Raw records:
+ + + +
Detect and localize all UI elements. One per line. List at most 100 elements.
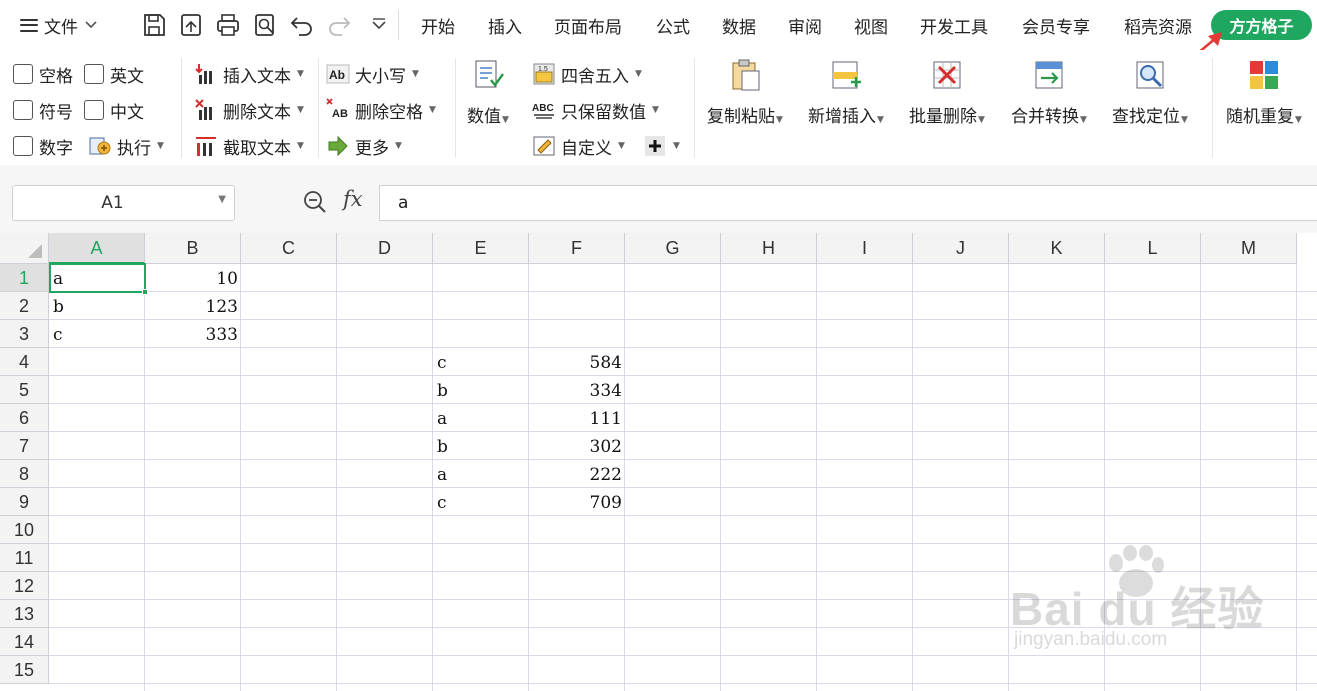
row-header[interactable]: 2 <box>0 292 49 320</box>
chevron-down-icon[interactable]: ▼ <box>218 194 226 205</box>
tab-page-layout[interactable]: 页面布局 <box>554 13 622 38</box>
tab-formulas[interactable]: 公式 <box>656 13 690 38</box>
column-header[interactable]: H <box>721 233 817 264</box>
add-button[interactable]: ▼ <box>643 133 680 159</box>
extract-text-button[interactable]: 截取文本 ▼ <box>194 133 304 159</box>
zoom-icon[interactable] <box>302 189 328 215</box>
checkbox-number[interactable]: 数字 <box>13 134 73 159</box>
print-preview-icon[interactable] <box>252 12 278 38</box>
keep-values-button[interactable]: ABC 只保留数值 ▼ <box>532 97 659 123</box>
row-header[interactable]: 3 <box>0 320 49 348</box>
delete-space-button[interactable]: AB 删除空格 ▼ <box>326 97 436 123</box>
customize-toolbar-icon[interactable] <box>366 12 392 38</box>
checkbox-space[interactable]: 空格 <box>13 62 73 87</box>
cell-text[interactable]: b <box>433 376 529 404</box>
checkbox-box[interactable] <box>13 100 33 120</box>
column-header[interactable]: D <box>337 233 433 264</box>
cell-value[interactable]: 10 <box>145 264 241 292</box>
find-locate-button[interactable]: 查找定位▼ <box>1112 58 1188 127</box>
column-header[interactable]: J <box>913 233 1009 264</box>
insert-text-button[interactable]: 插入文本 ▼ <box>194 61 304 87</box>
row-header[interactable]: 14 <box>0 628 49 656</box>
round-button[interactable]: 1.5 四舍五入 ▼ <box>532 61 642 87</box>
batch-delete-button[interactable]: 批量删除▼ <box>909 58 985 127</box>
cell-text[interactable]: c <box>49 320 145 348</box>
cell-text[interactable]: a <box>433 404 529 432</box>
file-menu[interactable]: 文件 <box>20 12 98 38</box>
cell-value[interactable]: 333 <box>145 320 241 348</box>
save-icon[interactable] <box>141 12 167 38</box>
merge-convert-button[interactable]: 合并转换▼ <box>1011 58 1087 127</box>
row-header[interactable]: 4 <box>0 348 49 376</box>
row-header[interactable]: 9 <box>0 488 49 516</box>
delete-text-button[interactable]: 删除文本 ▼ <box>194 97 304 123</box>
row-header[interactable]: 6 <box>0 404 49 432</box>
cell-value[interactable]: 222 <box>529 460 625 488</box>
cell-text[interactable]: a <box>433 460 529 488</box>
row-header[interactable]: 8 <box>0 460 49 488</box>
column-header[interactable]: F <box>529 233 625 264</box>
cell-value[interactable]: 709 <box>529 488 625 516</box>
checkbox-chinese[interactable]: 中文 <box>84 98 144 123</box>
cell-text[interactable]: c <box>433 348 529 376</box>
execute-button[interactable]: 执行 ▼ <box>88 133 164 159</box>
random-repeat-button[interactable]: 随机重复▼ <box>1226 58 1302 127</box>
custom-button[interactable]: 自定义 ▼ <box>532 133 625 159</box>
cell-value[interactable]: 123 <box>145 292 241 320</box>
fx-icon[interactable]: fx <box>343 187 363 211</box>
value-button[interactable]: 数值▼ <box>467 58 509 127</box>
insert-new-button[interactable]: 新增插入▼ <box>808 58 884 127</box>
checkbox-box[interactable] <box>13 64 33 84</box>
row-header[interactable]: 12 <box>0 572 49 600</box>
tab-home[interactable]: 开始 <box>421 13 455 38</box>
column-header[interactable]: C <box>241 233 337 264</box>
checkbox-symbol[interactable]: 符号 <box>13 98 73 123</box>
row-header[interactable]: 10 <box>0 516 49 544</box>
row-header[interactable]: 15 <box>0 656 49 684</box>
cell-text[interactable]: c <box>433 488 529 516</box>
tab-view[interactable]: 视图 <box>854 13 888 38</box>
cell-value[interactable]: 302 <box>529 432 625 460</box>
checkbox-box[interactable] <box>84 100 104 120</box>
fill-handle[interactable] <box>142 289 148 295</box>
export-icon[interactable] <box>178 12 204 38</box>
checkbox-english[interactable]: 英文 <box>84 62 144 87</box>
row-header[interactable]: 7 <box>0 432 49 460</box>
print-icon[interactable] <box>215 12 241 38</box>
column-header[interactable]: A <box>49 233 145 264</box>
row-header[interactable]: 5 <box>0 376 49 404</box>
tab-insert[interactable]: 插入 <box>488 13 522 38</box>
more-button[interactable]: 更多 ▼ <box>326 133 402 159</box>
dropdown-icon: ▼ <box>978 115 985 125</box>
row-header[interactable]: 1 <box>0 264 49 292</box>
column-header[interactable]: G <box>625 233 721 264</box>
checkbox-box[interactable] <box>13 136 33 156</box>
column-header[interactable]: K <box>1009 233 1105 264</box>
row-header[interactable]: 11 <box>0 544 49 572</box>
checkbox-box[interactable] <box>84 64 104 84</box>
copy-paste-button[interactable]: 复制粘贴▼ <box>707 58 783 127</box>
name-box[interactable]: A1 ▼ <box>12 185 235 221</box>
cell-value[interactable]: 334 <box>529 376 625 404</box>
column-header[interactable]: M <box>1201 233 1297 264</box>
undo-icon[interactable] <box>289 12 315 38</box>
tab-member[interactable]: 会员专享 <box>1022 13 1090 38</box>
case-button[interactable]: Ab 大小写 ▼ <box>326 61 419 87</box>
execute-label: 执行 <box>117 138 151 159</box>
row-header[interactable]: 13 <box>0 600 49 628</box>
cell-text[interactable]: b <box>49 292 145 320</box>
cell-text[interactable]: b <box>433 432 529 460</box>
tab-review[interactable]: 审阅 <box>788 13 822 38</box>
column-header[interactable]: B <box>145 233 241 264</box>
cell-value[interactable]: 584 <box>529 348 625 376</box>
select-all-corner[interactable] <box>0 233 49 264</box>
column-header[interactable]: L <box>1105 233 1201 264</box>
tab-developer[interactable]: 开发工具 <box>920 13 988 38</box>
formula-input[interactable]: a <box>379 185 1317 221</box>
column-header[interactable]: I <box>817 233 913 264</box>
cell-value[interactable]: 111 <box>529 404 625 432</box>
redo-icon[interactable] <box>326 12 352 38</box>
tab-data[interactable]: 数据 <box>722 13 756 38</box>
dropdown-icon: ▼ <box>673 141 680 151</box>
column-header[interactable]: E <box>433 233 529 264</box>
+ + + +
Exercise objective: Please print all of the records above word for word, leaving the pictures out of your answer.

In response:
Detect and localize all UI elements. One per line. List at most 100 elements.
row-header[interactable]: 2 <box>0 292 49 320</box>
chevron-down-icon[interactable]: ▼ <box>218 194 226 205</box>
tab-page-layout[interactable]: 页面布局 <box>554 13 622 38</box>
tab-formulas[interactable]: 公式 <box>656 13 690 38</box>
column-header[interactable]: H <box>721 233 817 264</box>
add-button[interactable]: ▼ <box>643 133 680 159</box>
extract-text-button[interactable]: 截取文本 ▼ <box>194 133 304 159</box>
zoom-icon[interactable] <box>302 189 328 215</box>
checkbox-number[interactable]: 数字 <box>13 134 73 159</box>
print-preview-icon[interactable] <box>252 12 278 38</box>
keep-values-button[interactable]: ABC 只保留数值 ▼ <box>532 97 659 123</box>
row-header[interactable]: 3 <box>0 320 49 348</box>
delete-space-button[interactable]: AB 删除空格 ▼ <box>326 97 436 123</box>
customize-toolbar-icon[interactable] <box>366 12 392 38</box>
checkbox-space[interactable]: 空格 <box>13 62 73 87</box>
cell-text[interactable]: b <box>433 376 529 404</box>
checkbox-box[interactable] <box>13 100 33 120</box>
column-header[interactable]: D <box>337 233 433 264</box>
cell-value[interactable]: 10 <box>145 264 241 292</box>
find-locate-button[interactable]: 查找定位▼ <box>1112 58 1188 127</box>
column-header[interactable]: J <box>913 233 1009 264</box>
insert-text-button[interactable]: 插入文本 ▼ <box>194 61 304 87</box>
row-header[interactable]: 14 <box>0 628 49 656</box>
round-button[interactable]: 1.5 四舍五入 ▼ <box>532 61 642 87</box>
batch-delete-button[interactable]: 批量删除▼ <box>909 58 985 127</box>
cell-text[interactable]: c <box>49 320 145 348</box>
cell-text[interactable]: a <box>433 404 529 432</box>
file-menu[interactable]: 文件 <box>20 12 98 38</box>
cell-value[interactable]: 333 <box>145 320 241 348</box>
save-icon[interactable] <box>141 12 167 38</box>
merge-convert-button[interactable]: 合并转换▼ <box>1011 58 1087 127</box>
row-header[interactable]: 4 <box>0 348 49 376</box>
row-header[interactable]: 9 <box>0 488 49 516</box>
delete-text-button[interactable]: 删除文本 ▼ <box>194 97 304 123</box>
row-header[interactable]: 6 <box>0 404 49 432</box>
cell-value[interactable]: 222 <box>529 460 625 488</box>
cell-text[interactable]: a <box>433 460 529 488</box>
row-header[interactable]: 8 <box>0 460 49 488</box>
column-header[interactable]: F <box>529 233 625 264</box>
cell-value[interactable]: 709 <box>529 488 625 516</box>
checkbox-chinese[interactable]: 中文 <box>84 98 144 123</box>
cell-text[interactable]: c <box>433 348 529 376</box>
execute-button[interactable]: 执行 ▼ <box>88 133 164 159</box>
random-repeat-button[interactable]: 随机重复▼ <box>1226 58 1302 127</box>
custom-button[interactable]: 自定义 ▼ <box>532 133 625 159</box>
cell-value[interactable]: 123 <box>145 292 241 320</box>
fx-icon[interactable]: fx <box>343 187 363 211</box>
value-button[interactable]: 数值▼ <box>467 58 509 127</box>
insert-new-button[interactable]: 新增插入▼ <box>808 58 884 127</box>
checkbox-box[interactable] <box>13 64 33 84</box>
row-header[interactable]: 12 <box>0 572 49 600</box>
tab-home[interactable]: 开始 <box>421 13 455 38</box>
column-header[interactable]: C <box>241 233 337 264</box>
checkbox-symbol[interactable]: 符号 <box>13 98 73 123</box>
row-header[interactable]: 10 <box>0 516 49 544</box>
row-header[interactable]: 15 <box>0 656 49 684</box>
cell-text[interactable]: c <box>433 488 529 516</box>
tab-view[interactable]: 视图 <box>854 13 888 38</box>
cell-value[interactable]: 302 <box>529 432 625 460</box>
checkbox-box[interactable] <box>84 100 104 120</box>
fill-handle[interactable] <box>142 289 148 295</box>
export-icon[interactable] <box>178 12 204 38</box>
checkbox-english[interactable]: 英文 <box>84 62 144 87</box>
row-header[interactable]: 7 <box>0 432 49 460</box>
print-icon[interactable] <box>215 12 241 38</box>
column-header[interactable]: A <box>49 233 145 264</box>
row-header[interactable]: 5 <box>0 376 49 404</box>
tab-insert[interactable]: 插入 <box>488 13 522 38</box>
more-button[interactable]: 更多 ▼ <box>326 133 402 159</box>
dropdown-icon: ▼ <box>978 115 985 125</box>
row-header[interactable]: 1 <box>0 264 49 292</box>
column-header[interactable]: G <box>625 233 721 264</box>
checkbox-box[interactable] <box>13 136 33 156</box>
column-header[interactable]: K <box>1009 233 1105 264</box>
row-header[interactable]: 11 <box>0 544 49 572</box>
checkbox-box[interactable] <box>84 64 104 84</box>
copy-paste-button[interactable]: 复制粘贴▼ <box>707 58 783 127</box>
name-box[interactable]: A1 ▼ <box>12 185 235 221</box>
cell-value[interactable]: 334 <box>529 376 625 404</box>
column-header[interactable]: M <box>1201 233 1297 264</box>
undo-icon[interactable] <box>289 12 315 38</box>
tab-member[interactable]: 会员专享 <box>1022 13 1090 38</box>
case-button[interactable]: Ab 大小写 ▼ <box>326 61 419 87</box>
execute-label: 执行 <box>117 138 151 159</box>
row-header[interactable]: 13 <box>0 600 49 628</box>
cell-text[interactable]: b <box>49 292 145 320</box>
cell-text[interactable]: b <box>433 432 529 460</box>
tab-review[interactable]: 审阅 <box>788 13 822 38</box>
column-header[interactable]: B <box>145 233 241 264</box>
cell-value[interactable]: 584 <box>529 348 625 376</box>
select-all-corner[interactable] <box>0 233 49 264</box>
column-header[interactable]: L <box>1105 233 1201 264</box>
tab-developer[interactable]: 开发工具 <box>920 13 988 38</box>
formula-input[interactable]: a <box>379 185 1317 221</box>
column-header[interactable]: I <box>817 233 913 264</box>
cell-value[interactable]: 111 <box>529 404 625 432</box>
redo-icon[interactable] <box>326 12 352 38</box>
tab-data[interactable]: 数据 <box>722 13 756 38</box>
dropdown-icon: ▼ <box>673 141 680 151</box>
column-header[interactable]: E <box>433 233 529 264</box>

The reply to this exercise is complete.